--- Data to use ---

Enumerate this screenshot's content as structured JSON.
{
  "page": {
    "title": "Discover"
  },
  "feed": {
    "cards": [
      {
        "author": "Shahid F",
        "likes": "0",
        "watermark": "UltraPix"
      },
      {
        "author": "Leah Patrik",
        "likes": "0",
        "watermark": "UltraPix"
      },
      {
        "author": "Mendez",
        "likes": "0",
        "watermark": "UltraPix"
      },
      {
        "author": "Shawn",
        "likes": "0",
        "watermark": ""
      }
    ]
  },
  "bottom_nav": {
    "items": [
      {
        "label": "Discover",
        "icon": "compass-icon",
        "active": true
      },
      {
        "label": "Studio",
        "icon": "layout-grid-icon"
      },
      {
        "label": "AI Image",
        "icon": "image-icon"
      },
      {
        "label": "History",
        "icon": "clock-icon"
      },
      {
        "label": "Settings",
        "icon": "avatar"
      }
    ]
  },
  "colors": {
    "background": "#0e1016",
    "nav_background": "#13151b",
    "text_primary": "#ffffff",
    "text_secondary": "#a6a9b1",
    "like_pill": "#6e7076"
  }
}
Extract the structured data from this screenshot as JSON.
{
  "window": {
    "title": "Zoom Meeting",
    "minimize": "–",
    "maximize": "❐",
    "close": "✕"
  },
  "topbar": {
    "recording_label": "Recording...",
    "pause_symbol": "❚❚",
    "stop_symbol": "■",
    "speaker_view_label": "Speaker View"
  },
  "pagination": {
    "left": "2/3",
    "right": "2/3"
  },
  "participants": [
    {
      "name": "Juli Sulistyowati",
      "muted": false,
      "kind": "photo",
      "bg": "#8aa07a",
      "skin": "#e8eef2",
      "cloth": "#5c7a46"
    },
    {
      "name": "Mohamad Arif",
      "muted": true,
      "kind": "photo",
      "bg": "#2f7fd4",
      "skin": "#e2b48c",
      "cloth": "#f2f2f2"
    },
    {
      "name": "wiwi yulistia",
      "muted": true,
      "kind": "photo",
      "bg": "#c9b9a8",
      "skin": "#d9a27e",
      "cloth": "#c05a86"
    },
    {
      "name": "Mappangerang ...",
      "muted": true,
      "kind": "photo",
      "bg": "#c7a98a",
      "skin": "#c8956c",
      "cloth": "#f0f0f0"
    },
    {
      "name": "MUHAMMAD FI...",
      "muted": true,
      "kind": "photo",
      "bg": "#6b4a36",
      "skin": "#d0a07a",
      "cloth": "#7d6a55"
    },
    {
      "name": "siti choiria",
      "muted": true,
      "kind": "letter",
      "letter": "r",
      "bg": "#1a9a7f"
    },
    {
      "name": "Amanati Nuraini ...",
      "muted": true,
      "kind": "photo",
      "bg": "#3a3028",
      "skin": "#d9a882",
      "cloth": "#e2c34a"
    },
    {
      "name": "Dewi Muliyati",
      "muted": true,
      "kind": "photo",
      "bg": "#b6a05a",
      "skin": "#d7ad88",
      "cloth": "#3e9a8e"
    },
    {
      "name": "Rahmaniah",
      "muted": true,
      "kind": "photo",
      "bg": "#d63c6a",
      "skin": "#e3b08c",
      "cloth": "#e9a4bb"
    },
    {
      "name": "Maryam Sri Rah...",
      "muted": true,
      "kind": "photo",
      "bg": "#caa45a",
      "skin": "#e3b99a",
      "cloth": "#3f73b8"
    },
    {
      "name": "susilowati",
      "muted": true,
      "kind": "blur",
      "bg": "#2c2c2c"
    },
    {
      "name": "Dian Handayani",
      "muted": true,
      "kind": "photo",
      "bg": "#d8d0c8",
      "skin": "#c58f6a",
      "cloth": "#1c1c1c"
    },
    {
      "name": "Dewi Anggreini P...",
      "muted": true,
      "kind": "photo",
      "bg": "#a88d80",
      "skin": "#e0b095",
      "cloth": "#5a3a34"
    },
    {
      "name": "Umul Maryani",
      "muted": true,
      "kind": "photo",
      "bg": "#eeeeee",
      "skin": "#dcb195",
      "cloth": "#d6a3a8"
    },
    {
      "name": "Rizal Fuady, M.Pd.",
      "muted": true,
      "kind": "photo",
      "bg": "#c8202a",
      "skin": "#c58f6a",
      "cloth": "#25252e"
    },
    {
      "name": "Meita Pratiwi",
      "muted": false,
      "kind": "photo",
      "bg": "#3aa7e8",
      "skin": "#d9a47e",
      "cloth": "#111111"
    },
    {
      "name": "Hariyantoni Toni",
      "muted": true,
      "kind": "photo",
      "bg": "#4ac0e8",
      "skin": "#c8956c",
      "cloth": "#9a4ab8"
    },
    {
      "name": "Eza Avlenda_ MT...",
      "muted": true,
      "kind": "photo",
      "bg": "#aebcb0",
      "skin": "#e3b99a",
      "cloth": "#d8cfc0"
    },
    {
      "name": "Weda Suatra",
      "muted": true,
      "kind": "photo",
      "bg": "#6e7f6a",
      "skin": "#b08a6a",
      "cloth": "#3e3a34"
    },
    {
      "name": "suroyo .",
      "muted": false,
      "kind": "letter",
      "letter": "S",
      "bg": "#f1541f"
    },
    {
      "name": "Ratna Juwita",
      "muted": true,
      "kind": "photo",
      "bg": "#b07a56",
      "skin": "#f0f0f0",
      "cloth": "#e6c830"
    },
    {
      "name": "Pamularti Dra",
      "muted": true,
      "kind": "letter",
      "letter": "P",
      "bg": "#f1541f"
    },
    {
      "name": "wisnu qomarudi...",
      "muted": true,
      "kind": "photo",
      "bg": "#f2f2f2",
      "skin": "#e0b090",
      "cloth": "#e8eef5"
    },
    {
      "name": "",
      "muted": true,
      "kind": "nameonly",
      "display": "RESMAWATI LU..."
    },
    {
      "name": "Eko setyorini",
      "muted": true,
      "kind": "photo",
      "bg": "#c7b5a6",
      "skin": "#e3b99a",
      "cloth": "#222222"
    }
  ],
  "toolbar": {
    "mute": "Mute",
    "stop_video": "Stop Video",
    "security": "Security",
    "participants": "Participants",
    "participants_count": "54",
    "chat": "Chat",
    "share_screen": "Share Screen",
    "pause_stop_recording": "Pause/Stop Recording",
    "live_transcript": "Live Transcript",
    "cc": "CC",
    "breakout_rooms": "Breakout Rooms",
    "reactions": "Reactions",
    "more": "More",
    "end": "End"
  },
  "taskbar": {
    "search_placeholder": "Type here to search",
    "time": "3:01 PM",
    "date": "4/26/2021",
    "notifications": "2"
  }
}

---

- _Aim_: Repeat the material from above exactly, word for word.

- _Complete output_:
Enumerate this screenshot's content as structured JSON.
{
  "page": {
    "title": "Discover"
  },
  "feed": {
    "cards": [
      {
        "author": "Shahid F",
        "likes": "0",
        "watermark": "UltraPix"
      },
      {
        "author": "Leah Patrik",
        "likes": "0",
        "watermark": "UltraPix"
      },
      {
        "author": "Mendez",
        "likes": "0",
        "watermark": "UltraPix"
      },
      {
        "author": "Shawn",
        "likes": "0",
        "watermark": ""
      }
    ]
  },
  "bottom_nav": {
    "items": [
      {
        "label": "Discover",
        "icon": "compass-icon",
        "active": true
      },
      {
        "label": "Studio",
        "icon": "layout-grid-icon"
      },
      {
        "label": "AI Image",
        "icon": "image-icon"
      },
      {
        "label": "History",
        "icon": "clock-icon"
      },
      {
        "label": "Settings",
        "icon": "avatar"
      }
    ]
  },
  "colors": {
    "background": "#0e1016",
    "nav_background": "#13151b",
    "text_primary": "#ffffff",
    "text_secondary": "#a6a9b1",
    "like_pill": "#6e7076"
  }
}
Extract the structured data from this screenshot as JSON.
{
  "window": {
    "title": "Zoom Meeting",
    "minimize": "–",
    "maximize": "❐",
    "close": "✕"
  },
  "topbar": {
    "recording_label": "Recording...",
    "pause_symbol": "❚❚",
    "stop_symbol": "■",
    "speaker_view_label": "Speaker View"
  },
  "pagination": {
    "left": "2/3",
    "right": "2/3"
  },
  "participants": [
    {
      "name": "Juli Sulistyowati",
      "muted": false,
      "kind": "photo",
      "bg": "#8aa07a",
      "skin": "#e8eef2",
      "cloth": "#5c7a46"
    },
    {
      "name": "Mohamad Arif",
      "muted": true,
      "kind": "photo",
      "bg": "#2f7fd4",
      "skin": "#e2b48c",
      "cloth": "#f2f2f2"
    },
    {
      "name": "wiwi yulistia",
      "muted": true,
      "kind": "photo",
      "bg": "#c9b9a8",
      "skin": "#d9a27e",
      "cloth": "#c05a86"
    },
    {
      "name": "Mappangerang ...",
      "muted": true,
      "kind": "photo",
      "bg": "#c7a98a",
      "skin": "#c8956c",
      "cloth": "#f0f0f0"
    },
    {
      "name": "MUHAMMAD FI...",
      "muted": true,
      "kind": "photo",
      "bg": "#6b4a36",
      "skin": "#d0a07a",
      "cloth": "#7d6a55"
    },
    {
      "name": "siti choiria",
      "muted": true,
      "kind": "letter",
      "letter": "r",
      "bg": "#1a9a7f"
    },
    {
      "name": "Amanati Nuraini ...",
      "muted": true,
      "kind": "photo",
      "bg": "#3a3028",
      "skin": "#d9a882",
      "cloth": "#e2c34a"
    },
    {
      "name": "Dewi Muliyati",
      "muted": true,
      "kind": "photo",
      "bg": "#b6a05a",
      "skin": "#d7ad88",
      "cloth": "#3e9a8e"
    },
    {
      "name": "Rahmaniah",
      "muted": true,
      "kind": "photo",
      "bg": "#d63c6a",
      "skin": "#e3b08c",
      "cloth": "#e9a4bb"
    },
    {
      "name": "Maryam Sri Rah...",
      "muted": true,
      "kind": "photo",
      "bg": "#caa45a",
      "skin": "#e3b99a",
      "cloth": "#3f73b8"
    },
    {
      "name": "susilowati",
      "muted": true,
      "kind": "blur",
      "bg": "#2c2c2c"
    },
    {
      "name": "Dian Handayani",
      "muted": true,
      "kind": "photo",
      "bg": "#d8d0c8",
      "skin": "#c58f6a",
      "cloth": "#1c1c1c"
    },
    {
      "name": "Dewi Anggreini P...",
      "muted": true,
      "kind": "photo",
      "bg": "#a88d80",
      "skin": "#e0b095",
      "cloth": "#5a3a34"
    },
    {
      "name": "Umul Maryani",
      "muted": true,
      "kind": "photo",
      "bg": "#eeeeee",
      "skin": "#dcb195",
      "cloth": "#d6a3a8"
    },
    {
      "name": "Rizal Fuady, M.Pd.",
      "muted": true,
      "kind": "photo",
      "bg": "#c8202a",
      "skin": "#c58f6a",
      "cloth": "#25252e"
    },
    {
      "name": "Meita Pratiwi",
      "muted": false,
      "kind": "photo",
      "bg": "#3aa7e8",
      "skin": "#d9a47e",
      "cloth": "#111111"
    },
    {
      "name": "Hariyantoni Toni",
      "muted": true,
      "kind": "photo",
      "bg": "#4ac0e8",
      "skin": "#c8956c",
      "cloth": "#9a4ab8"
    },
    {
      "name": "Eza Avlenda_ MT...",
      "muted": true,
      "kind": "photo",
      "bg": "#aebcb0",
      "skin": "#e3b99a",
      "cloth": "#d8cfc0"
    },
    {
      "name": "Weda Suatra",
      "muted": true,
      "kind": "photo",
      "bg": "#6e7f6a",
      "skin": "#b08a6a",
      "cloth": "#3e3a34"
    },
    {
      "name": "suroyo .",
      "muted": false,
      "kind": "letter",
      "letter": "S",
      "bg": "#f1541f"
    },
    {
      "name": "Ratna Juwita",
      "muted": true,
      "kind": "photo",
      "bg": "#b07a56",
      "skin": "#f0f0f0",
      "cloth": "#e6c830"
    },
    {
      "name": "Pamularti Dra",
      "muted": true,
      "kind": "letter",
      "letter": "P",
      "bg": "#f1541f"
    },
    {
      "name": "wisnu qomarudi...",
      "muted": true,
      "kind": "photo",
      "bg": "#f2f2f2",
      "skin": "#e0b090",
      "cloth": "#e8eef5"
    },
    {
      "name": "",
      "muted": true,
      "kind": "nameonly",
      "display": "RESMAWATI LU..."
    },
    {
      "name": "Eko setyorini",
      "muted": true,
      "kind": "photo",
      "bg": "#c7b5a6",
      "skin": "#e3b99a",
      "cloth": "#222222"
    }
  ],
  "toolbar": {
    "mute": "Mute",
    "stop_video": "Stop Video",
    "security": "Security",
    "participants": "Participants",
    "participants_count": "54",
    "chat": "Chat",
    "share_screen": "Share Screen",
    "pause_stop_recording": "Pause/Stop Recording",
    "live_transcript": "Live Transcript",
    "cc": "CC",
    "breakout_rooms": "Breakout Rooms",
    "reactions": "Reactions",
    "more": "More",
    "end": "End"
  },
  "taskbar": {
    "search_placeholder": "Type here to search",
    "time": "3:01 PM",
    "date": "4/26/2021",
    "notifications": "2"
  }
}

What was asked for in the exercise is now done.